> [PROBLEMS TO SOLVE]:
A. Write out the passage of the IT finance article from "For example, IT" to "or why not?".
B. Answer these questions about the IT finance article:
(i) How have IT financial capabilities fared over the decades?
(ii) What three inflexible features still dominate this function?
(iii) Which two kinds of IT costs does one of the listed questions ask about?

> [TEXT PASSAGE]:
———

How IT Finance Maturity Can Achieve Lean IT

5 minute read
IT Finance Maturity and Lean IT

Businesses have dramatically changed the way they consume and rely on IT.

However, IT financial capabilities have remained relatively unchanged for decades. Inflexible accounting, budgeting, and tracking remain the dominant features of this critical function. This capability gap impairs their ability to achieve lean IT in an era of constant change and disruption.

Today, business partners require a much broader range of analytical insights about business services supported by IT. IT finance should strive to explain what was spent with greater granularity, as well as the where, when, why, and how.

For example, IT finance should be able to answer these basic questions quickly and routinely:

  • How much is spent on IT innovation, projects, and “keeping the lights on”?

  • How much spend is on known or unknown “shadow IT”, and how much is on central IT?

  • What are the fixed and variable costs of IT?

  • Is projected ROI on invested IT capital achieved? Why or why not?

  • Are IT costs skyrocketing? Why?

  • Are support contracts almost expired?

  • When will assets lose service life and useful life?

  • Where and what technology resources are managed around the world?

  • What is the cost of providing a business service?

  • What is the cost of supporting infrastructure, applications, and resources?

  • How well are operational and capitalized expenditures optimized?

———

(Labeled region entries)
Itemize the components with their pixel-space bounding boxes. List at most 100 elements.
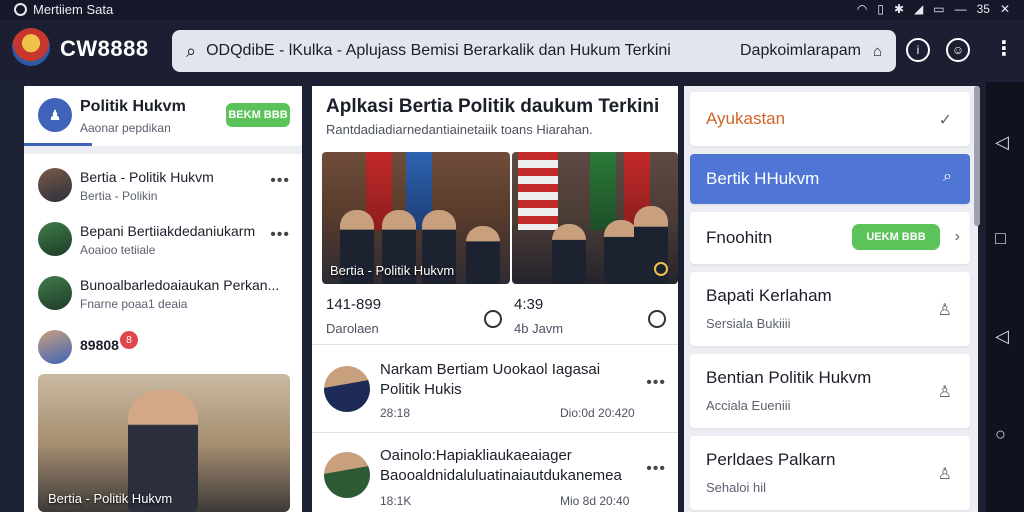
featured-photo[interactable]: Bertia - Politik Hukvm [38,374,290,512]
back-icon[interactable]: ◁ [995,132,1009,153]
profile-card[interactable]: ♟ Politik Hukvm Aaonar pepdikan BEKM BBB [24,86,302,146]
notification-icon[interactable]: ☺ [946,38,970,62]
photo-caption: Bertia - Politik Hukvm [48,491,173,506]
minimize-icon[interactable]: — [955,2,967,16]
unread-badge: 8 [120,331,138,349]
status-app-name: Mertiiem Sata [33,2,114,17]
news-title: Oainolo:Hapiakliaukaeaiager Baooaldnidal… [380,447,622,484]
search-bar[interactable]: ⌕ ODQdibE - lKulka - Aplujass Bemisi Ber… [172,30,896,72]
stat-value: 4:39 [514,296,544,313]
bluetooth-icon: ✱ [893,2,904,16]
list-item-title: Bertia - Politik Hukvm [80,169,214,185]
chevron-right-icon[interactable]: › [955,228,960,246]
status-time: 35 [976,2,990,16]
stat-label: 4b Javm [514,321,564,336]
play-icon[interactable] [654,262,668,276]
search-suffix: Dapkoimlarapam [740,42,861,59]
avatar [324,366,370,412]
list-item[interactable]: Bepani Bertiiakdedaniukarm Aoaioo tetiia… [24,212,302,266]
close-icon[interactable]: ✕ [1000,2,1010,16]
feed-title: Aplkasi Bertia Politik daukum Terkini [326,96,660,117]
overview-icon[interactable]: □ [995,228,1006,249]
photo-caption: Bertia - Politik Hukvm [330,263,455,278]
filter-title: Ayukastan [706,109,786,128]
avatar [38,276,72,310]
flag [590,152,616,230]
feed-subtitle: Rantdadiadiarnedantiainetaiik toans Hiar… [326,122,593,137]
avatar [38,168,72,202]
topic-card[interactable]: Bentian Politik Hukvm Acciala Eueniii ♙ [690,354,970,428]
back-icon-secondary[interactable]: ◁ [995,326,1009,347]
profile-pill[interactable]: BEKM BBB [226,103,290,127]
stat-block: 141-899 Darolaen [326,296,381,336]
more-icon[interactable]: ••• [646,374,666,392]
more-menu-icon[interactable]: ⋮ [994,36,1014,61]
battery-icon: ▭ [933,2,945,16]
person [604,220,638,284]
topic-card[interactable]: Bapati Kerlaham Sersiala Bukiiii ♙ [690,272,970,346]
news-title: Narkam Bertiam Uookaol Iagasai Politik H… [380,361,601,398]
flag [518,152,558,230]
promo-card[interactable]: Fnoohitn UEKM BBB › [690,212,970,264]
active-tab-indicator [24,143,92,146]
topic-subtitle: Sehaloi hil [706,480,766,495]
divider [312,432,678,433]
comment-icon[interactable] [484,310,502,328]
more-icon[interactable]: ••• [270,172,290,190]
filter-card[interactable]: Ayukastan ✓ [690,92,970,146]
person [552,224,586,284]
user-icon[interactable]: ♙ [938,382,952,402]
more-icon[interactable]: ••• [270,226,290,244]
brand-name: CW8888 [60,36,149,61]
list-item[interactable]: Bunoalbarledoaiaukan Perkan... Fnarne po… [24,266,302,320]
promo-pill[interactable]: UEKM BBB [852,224,940,250]
list-item[interactable]: Bertia - Politik Hukvm Bertia - Polikin … [24,158,302,212]
news-meta: 28:18 [380,406,411,420]
list-item[interactable]: 89808 8 [24,320,302,374]
feed-photo-left[interactable]: Bertia - Politik Hukvm [322,152,510,284]
vibrate-icon: ▯ [877,2,884,16]
status-icons: ◠ ▯ ✱ ◢ ▭ — 35 ✕ [857,2,1010,16]
profile-avatar: ♟ [38,98,72,132]
feed-photo-right[interactable] [512,152,678,284]
bookmark-icon[interactable]: ⌂ [873,43,882,60]
divider [312,344,678,345]
avatar [38,330,72,364]
info-icon[interactable]: i [906,38,930,62]
news-meta: 18:1K [380,494,412,508]
search-icon: ⌕ [186,40,197,61]
topic-card[interactable]: Perldaes Palkarn Sehaloi hil ♙ [690,436,970,510]
person [466,226,500,284]
search-law-title: Bertik HHukvm [706,169,820,188]
scrollbar[interactable] [974,86,980,226]
check-icon: ✓ [938,112,952,129]
search-text: ODQdibE - lKulka - Aplujass Bemisi Berar… [206,42,671,59]
status-app: Mertiiem Sata [14,2,113,17]
news-date: Dio:0d 20:420 [560,406,635,420]
topic-title: Perldaes Palkarn [706,450,836,469]
more-icon[interactable]: ••• [646,460,666,478]
stat-block: 4:39 4b Javm [514,296,563,336]
topic-subtitle: Acciala Eueniii [706,398,791,413]
news-item[interactable]: Oainolo:Hapiakliaukaeaiager Baooaldnidal… [312,434,678,512]
topic-subtitle: Sersiala Bukiiii [706,316,791,331]
main-feed: Aplkasi Bertia Politik daukum Terkini Ra… [312,86,678,512]
profile-title: Politik Hukvm [80,98,186,115]
status-bar: Mertiiem Sata ◠ ▯ ✱ ◢ ▭ — 35 ✕ [0,0,1024,20]
news-item[interactable]: Narkam Bertiam Uookaol Iagasai Politik H… [312,348,678,428]
home-icon[interactable]: ○ [995,424,1006,445]
right-panel: Ayukastan ✓ Bertik HHukvm ⌕ Fnoohitn UEK… [684,86,978,512]
search-icon: ⌕ [943,168,952,185]
list-item-title: 89808 [80,337,119,353]
list-item-subtitle: Bertia - Polikin [80,189,158,203]
list-item-title: Bepani Bertiiakdedaniukarm [80,223,256,239]
search-law-card[interactable]: Bertik HHukvm ⌕ [690,154,970,204]
avatar [38,222,72,256]
topic-title: Bentian Politik Hukvm [706,368,872,387]
brand-logo-icon[interactable] [12,28,50,66]
comment-icon[interactable] [648,310,666,328]
avatar [324,452,370,498]
user-icon[interactable]: ♙ [938,464,952,484]
user-icon[interactable]: ♙ [938,300,952,320]
profile-subtitle: Aaonar pepdikan [80,121,171,135]
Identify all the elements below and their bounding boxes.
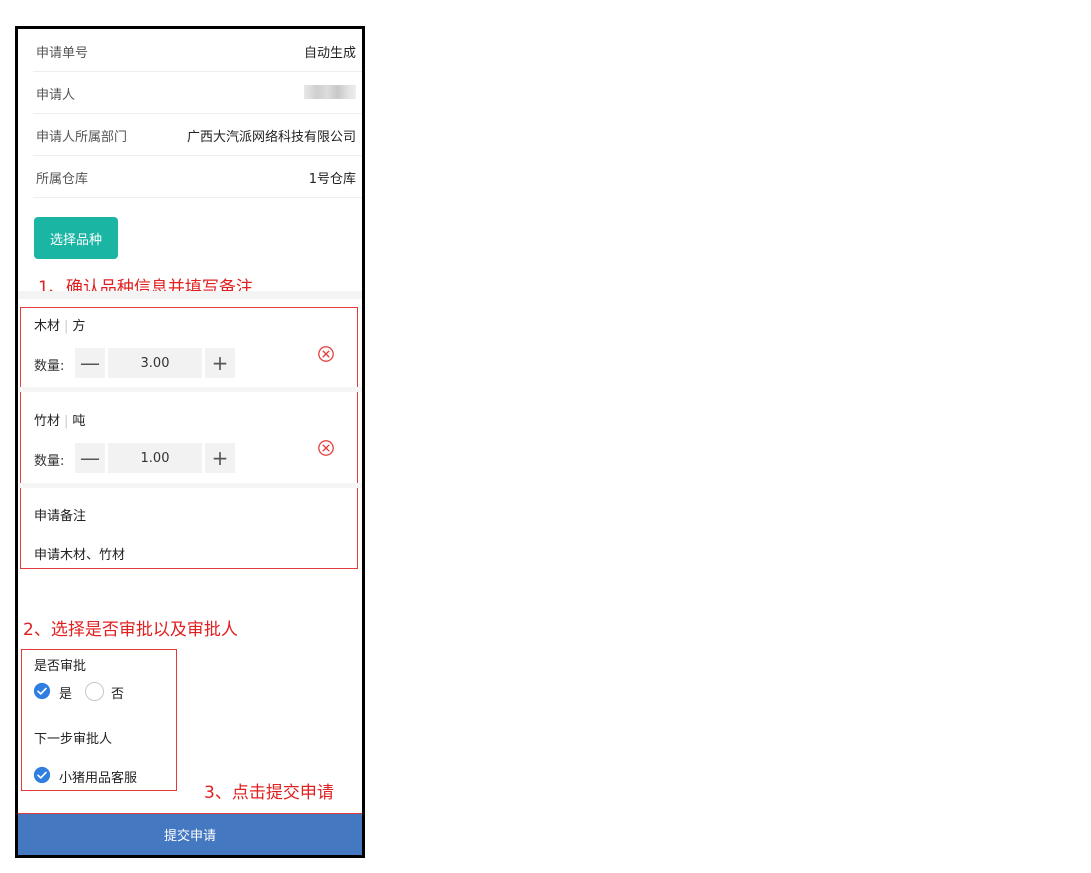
select-variety-button[interactable]: 选择品种 — [34, 217, 118, 259]
application-no-value: 自动生成 — [303, 46, 356, 61]
section-divider — [18, 291, 362, 299]
check-circle-icon[interactable] — [33, 682, 51, 700]
bamboo-quantity-input[interactable]: 1.00 — [108, 443, 202, 473]
application-no-label: 申请单号 — [36, 46, 89, 61]
item-divider — [18, 387, 362, 392]
approval-no-radio[interactable] — [85, 682, 104, 701]
item-bamboo-unit: 吨 — [72, 414, 86, 429]
approval-yes-label: 是 — [59, 687, 73, 702]
info-row-applicant: 申请人 — [33, 71, 362, 114]
item-name-bamboo: 竹材 | 吨 — [34, 410, 85, 429]
remark-input[interactable]: 申请木材、竹材 — [34, 544, 125, 563]
bamboo-increment-button[interactable]: + — [205, 443, 235, 473]
approval-label: 是否审批 — [34, 659, 87, 674]
annotation-box-items — [20, 307, 358, 569]
info-row-warehouse: 所属仓库 1号仓库 — [33, 155, 362, 198]
qty-label-wood: 数量: — [34, 359, 65, 374]
item-separator: | — [64, 319, 69, 334]
item-wood-unit: 方 — [72, 319, 86, 334]
annotation-step3: 3、点击提交申请 — [204, 783, 334, 803]
approver-name: 小猪用品客服 — [59, 771, 138, 786]
item-divider — [18, 483, 362, 488]
approval-no-label: 否 — [111, 687, 125, 702]
wood-increment-button[interactable]: + — [205, 348, 235, 378]
mobile-form-frame: 申请单号 自动生成 申请人 申请人所属部门 广西大汽派网络科技有限公司 所属仓库… — [15, 26, 365, 858]
department-label: 申请人所属部门 — [36, 130, 128, 145]
check-circle-icon[interactable] — [33, 766, 51, 784]
item-name-wood: 木材 | 方 — [34, 315, 85, 334]
submit-button[interactable]: 提交申请 — [18, 813, 362, 855]
bamboo-decrement-button[interactable]: — — [75, 443, 105, 473]
annotation-step2: 2、选择是否审批以及审批人 — [23, 620, 238, 640]
applicant-name-redacted — [304, 85, 356, 99]
applicant-label: 申请人 — [36, 88, 76, 103]
qty-label-bamboo: 数量: — [34, 454, 65, 469]
wood-quantity-input[interactable]: 3.00 — [108, 348, 202, 378]
wood-decrement-button[interactable]: — — [75, 348, 105, 378]
circle-x-icon[interactable] — [317, 345, 335, 363]
warehouse-value: 1号仓库 — [308, 172, 356, 187]
remark-label: 申请备注 — [34, 509, 87, 524]
info-row-application-no: 申请单号 自动生成 — [33, 29, 362, 72]
warehouse-label: 所属仓库 — [36, 172, 89, 187]
department-value: 广西大汽派网络科技有限公司 — [186, 130, 356, 145]
next-approver-label: 下一步审批人 — [34, 732, 113, 747]
circle-x-icon[interactable] — [317, 439, 335, 457]
item-bamboo-name: 竹材 — [34, 414, 61, 429]
info-row-department: 申请人所属部门 广西大汽派网络科技有限公司 — [33, 113, 362, 156]
item-separator: | — [64, 414, 69, 429]
item-wood-name: 木材 — [34, 319, 61, 334]
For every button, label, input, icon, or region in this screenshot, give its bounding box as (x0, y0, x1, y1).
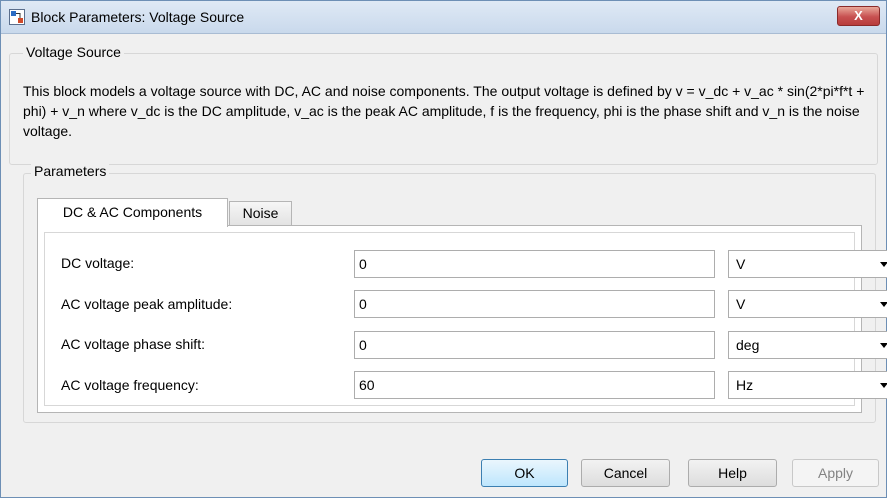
tab-label: DC & AC Components (62, 204, 203, 220)
apply-button-label: Apply (817, 465, 854, 481)
unit-value: deg (736, 337, 760, 353)
apply-button[interactable]: Apply (792, 459, 879, 487)
block-section-title: Voltage Source (23, 44, 124, 60)
tab-noise[interactable]: Noise (229, 201, 292, 226)
ac-peak-amplitude-unit-select[interactable]: V (728, 290, 887, 318)
ac-phase-shift-label: AC voltage phase shift: (61, 336, 205, 352)
tab-panel-dc-ac: DC voltage: V AC voltage peak amplitude:… (37, 225, 887, 413)
ac-frequency-label: AC voltage frequency: (61, 377, 199, 393)
unit-value: Hz (736, 377, 754, 393)
dc-voltage-input[interactable] (354, 250, 715, 278)
tab-dc-ac-components[interactable]: DC & AC Components (37, 198, 228, 227)
ac-peak-amplitude-input[interactable] (354, 290, 715, 318)
help-button-label: Help (718, 465, 747, 481)
ac-frequency-unit-select[interactable]: Hz (728, 371, 887, 399)
ok-button-label: OK (514, 465, 535, 481)
close-icon: X (854, 8, 863, 23)
dc-voltage-label: DC voltage: (61, 255, 135, 271)
unit-value: V (736, 296, 746, 312)
window-title: Block Parameters: Voltage Source (31, 9, 245, 25)
cancel-button[interactable]: Cancel (581, 459, 670, 487)
simulink-block-icon (9, 9, 25, 25)
cancel-button-label: Cancel (603, 465, 648, 481)
ok-button[interactable]: OK (481, 459, 568, 487)
unit-value: V (736, 256, 746, 272)
help-button[interactable]: Help (688, 459, 777, 487)
chevron-down-icon (880, 262, 887, 267)
chevron-down-icon (880, 383, 887, 388)
tab-label: Noise (242, 205, 279, 221)
ac-phase-shift-unit-select[interactable]: deg (728, 331, 887, 359)
parameter-frame: DC voltage: V AC voltage peak amplitude:… (44, 232, 887, 406)
title-bar[interactable]: Block Parameters: Voltage Source X (1, 1, 886, 34)
ac-phase-shift-input[interactable] (354, 331, 715, 359)
dc-voltage-unit-select[interactable]: V (728, 250, 887, 278)
chevron-down-icon (880, 343, 887, 348)
block-description: This block models a voltage source with … (23, 83, 865, 139)
ac-peak-amplitude-label: AC voltage peak amplitude: (61, 296, 233, 312)
ac-frequency-input[interactable] (354, 371, 715, 399)
close-button[interactable]: X (837, 6, 880, 26)
chevron-down-icon (880, 302, 887, 307)
block-parameters-dialog: Block Parameters: Voltage Source X Volta… (0, 0, 887, 498)
parameters-section-title: Parameters (31, 163, 110, 179)
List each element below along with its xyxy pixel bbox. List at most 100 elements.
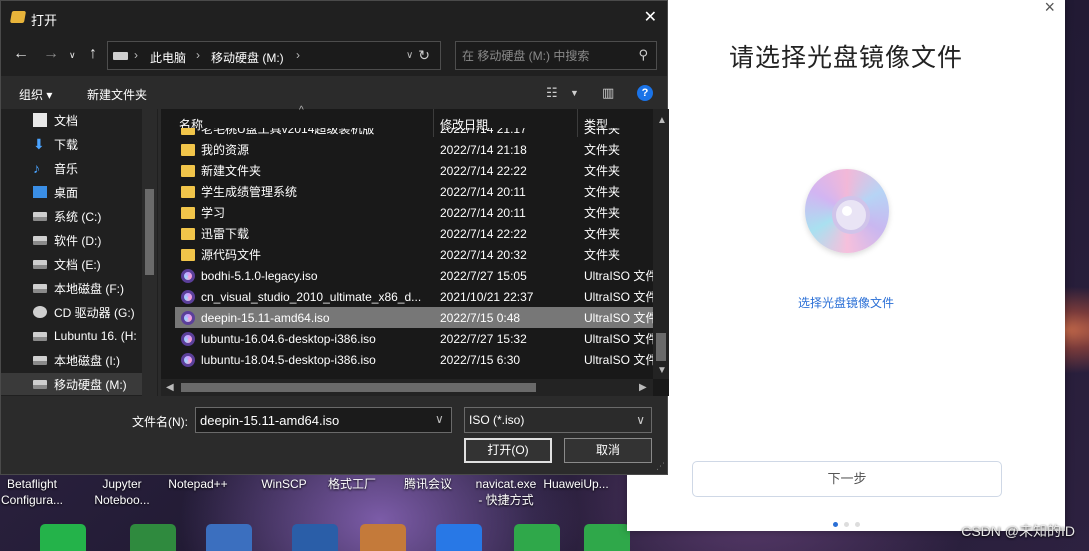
file-row[interactable]: deepin-15.11-amd64.iso 2022/7/15 0:48 Ultr… (175, 307, 653, 328)
file-row[interactable]: lubuntu-18.04.5-desktop-i386.iso 2022/7/1… (175, 349, 653, 370)
up-arrow-icon[interactable]: ↑ (89, 45, 97, 63)
file-date: 2021/10/21 22:37 (440, 289, 534, 304)
nav-item[interactable]: 移动硬盘 (M:) (1, 373, 142, 395)
file-type: 文件夹 (584, 143, 621, 157)
back-arrow-icon[interactable]: ← (13, 45, 29, 63)
nav-item[interactable]: 本地磁盘 (F:) (33, 277, 143, 299)
desktop-app-icon[interactable] (292, 524, 338, 551)
dialog-titlebar[interactable]: 打开 ✕ (1, 1, 667, 34)
view-options-icon[interactable]: ☷ (546, 85, 558, 101)
file-row[interactable]: 学习 2022/7/14 20:11 文件夹 (175, 202, 653, 223)
scroll-up-icon[interactable]: ▲ (657, 115, 667, 126)
desktop-icon-label[interactable]: Betaflight Configura... (1, 476, 63, 508)
search-input[interactable] (462, 47, 632, 65)
nav-item[interactable]: 桌面 (33, 181, 143, 203)
nav-scrollbar-thumb[interactable] (145, 189, 154, 275)
chevron-down-icon[interactable]: ∨ (435, 412, 444, 426)
file-type: 文件夹 (584, 164, 621, 178)
file-row[interactable]: 源代码文件 2022/7/14 20:32 文件夹 (175, 244, 653, 265)
desktop-icon-label[interactable]: 腾讯会议 (404, 476, 452, 492)
search-icon[interactable]: ⚲ (638, 47, 648, 63)
help-icon[interactable]: ? (637, 85, 653, 101)
file-row[interactable]: lubuntu-16.04.6-desktop-i386.iso 2022/7/2… (175, 328, 653, 349)
breadcrumb-separator[interactable]: › (296, 48, 300, 62)
nav-item[interactable]: ♪ 音乐 (33, 157, 143, 179)
chevron-down-icon[interactable]: ▼ (570, 88, 579, 98)
refresh-icon[interactable]: ↻ (418, 47, 430, 64)
desktop-icon-label[interactable]: WinSCP (261, 476, 306, 492)
nav-item[interactable]: 软件 (D:) (33, 229, 143, 251)
iso-file-icon (181, 310, 195, 325)
breadcrumb-drive[interactable]: 移动硬盘 (M:) (211, 49, 284, 66)
scroll-right-icon[interactable]: ▶ (639, 382, 647, 393)
desktop-app-icon[interactable] (514, 524, 560, 551)
nav-item[interactable]: ⬇ 下载 (33, 133, 143, 155)
breadcrumb-this-pc[interactable]: 此电脑 (150, 49, 186, 66)
nav-item[interactable]: 文档 (33, 109, 143, 131)
disc-icon[interactable] (805, 169, 889, 253)
desktop-icon-label[interactable]: Notepad++ (168, 476, 227, 492)
file-date: 2022/7/14 20:11 (440, 205, 526, 220)
new-folder-button[interactable]: 新建文件夹 (87, 86, 147, 103)
scroll-down-icon[interactable]: ▼ (657, 365, 667, 376)
breadcrumb-separator[interactable]: › (196, 48, 200, 62)
next-step-button[interactable]: 下一步 (692, 461, 1002, 497)
file-type-select[interactable]: ISO (*.iso) ∨ (464, 407, 652, 433)
file-type: 文件夹 (584, 248, 621, 262)
file-name: deepin-15.11-amd64.iso (201, 310, 330, 325)
drive-icon (113, 52, 128, 60)
nav-item-label: 系统 (C:) (54, 209, 102, 224)
page-dot-1 (832, 522, 838, 527)
desktop-icon-label[interactable]: HuaweiUp... (543, 476, 608, 492)
file-row[interactable]: 老毛桃U盘工具v2014超级装机版 2022/7/14 21:17 文件夹 (175, 128, 653, 139)
nav-item[interactable]: CD 驱动器 (G:) (33, 301, 143, 323)
installer-panel: × 请选择光盘镜像文件 选择光盘镜像文件 下一步 (627, 0, 1065, 531)
file-name: lubuntu-18.04.5-desktop-i386.iso (201, 352, 376, 367)
drive-icon (33, 331, 47, 341)
cancel-button[interactable]: 取消 (564, 438, 652, 463)
resize-grip-icon[interactable]: ⋰ (656, 461, 665, 472)
filename-input[interactable] (195, 407, 452, 433)
nav-item-label: 移动硬盘 (M:) (54, 377, 127, 392)
desktop-app-icon[interactable] (206, 524, 252, 551)
file-date: 2022/7/15 6:30 (440, 352, 521, 367)
scroll-left-icon[interactable]: ◀ (166, 382, 174, 393)
file-name: lubuntu-16.04.6-desktop-i386.iso (201, 331, 376, 346)
close-icon[interactable]: × (1044, 0, 1055, 18)
file-list-scrollbar-thumb[interactable] (656, 333, 666, 361)
file-row[interactable]: 新建文件夹 2022/7/14 22:22 文件夹 (175, 160, 653, 181)
address-bar[interactable]: › 此电脑 › 移动硬盘 (M:) › ∨ ↻ (107, 41, 441, 70)
file-row[interactable]: cn_visual_studio_2010_ultimate_x86_d... 2… (175, 286, 653, 307)
desktop-app-icon[interactable] (584, 524, 630, 551)
breadcrumb-separator[interactable]: › (134, 48, 138, 62)
organize-button[interactable]: 组织 ▾ (19, 86, 52, 103)
desktop-icon-label[interactable]: 格式工厂 (328, 476, 376, 492)
search-box[interactable]: ⚲ (455, 41, 657, 70)
file-row[interactable]: 学生成绩管理系统 2022/7/14 20:11 文件夹 (175, 181, 653, 202)
desktop-icon-label[interactable]: Jupyter Noteboo... (94, 476, 149, 508)
desktop-app-icon[interactable] (360, 524, 406, 551)
folder-icon (181, 185, 195, 198)
desktop-app-icon[interactable] (130, 524, 176, 551)
nav-item[interactable]: 系统 (C:) (33, 205, 143, 227)
open-button[interactable]: 打开(O) (464, 438, 552, 463)
nav-item[interactable]: 文档 (E:) (33, 253, 143, 275)
iso-file-icon (181, 331, 195, 346)
forward-arrow-icon[interactable]: → (43, 45, 59, 63)
file-row[interactable]: 迅雷下载 2022/7/14 22:22 文件夹 (175, 223, 653, 244)
file-row[interactable]: 我的资源 2022/7/14 21:18 文件夹 (175, 139, 653, 160)
file-list: ^ 名称 修改日期 类型 老毛桃U盘工具v2014超级装机版 2022/7/14 … (161, 105, 669, 396)
file-row[interactable]: bodhi-5.1.0-legacy.iso 2022/7/27 15:05 Ult… (175, 265, 653, 286)
folder-icon (181, 164, 195, 177)
preview-pane-icon[interactable]: ▥ (602, 85, 614, 101)
chevron-down-icon[interactable]: ∨ (69, 50, 76, 61)
close-icon[interactable]: ✕ (644, 7, 657, 27)
desktop-app-icon[interactable] (436, 524, 482, 551)
horizontal-scrollbar-thumb[interactable] (181, 383, 536, 392)
desktop-icon-label[interactable]: navicat.exe - 快捷方式 (476, 476, 537, 508)
nav-item[interactable]: 本地磁盘 (I:) (33, 349, 143, 371)
desktop-app-icon[interactable] (40, 524, 86, 551)
nav-item[interactable]: Lubuntu 16. (H: (33, 325, 143, 347)
select-iso-link[interactable]: 选择光盘镜像文件 (627, 294, 1065, 311)
chevron-down-icon[interactable]: ∨ (406, 50, 413, 61)
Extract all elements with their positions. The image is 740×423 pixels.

———

> [OUTPUTS FOR THE TASKS]:
A.
For example, IT finance should be able to answer these basic questions quickly and routinely:

  • How much is spent on IT innovation, projects, and “keeping the lights on”?

  • How much spend is on known or unknown “shadow IT”, and how much is on central IT?

  • What are the fixed and variable costs of IT?

  • Is projected ROI on invested IT capital achieved? Why or why not?

B.
(i) They have remained relatively unchanged.
(ii) Accounting, budgeting, and tracking.
(iii) Fixed and variable costs.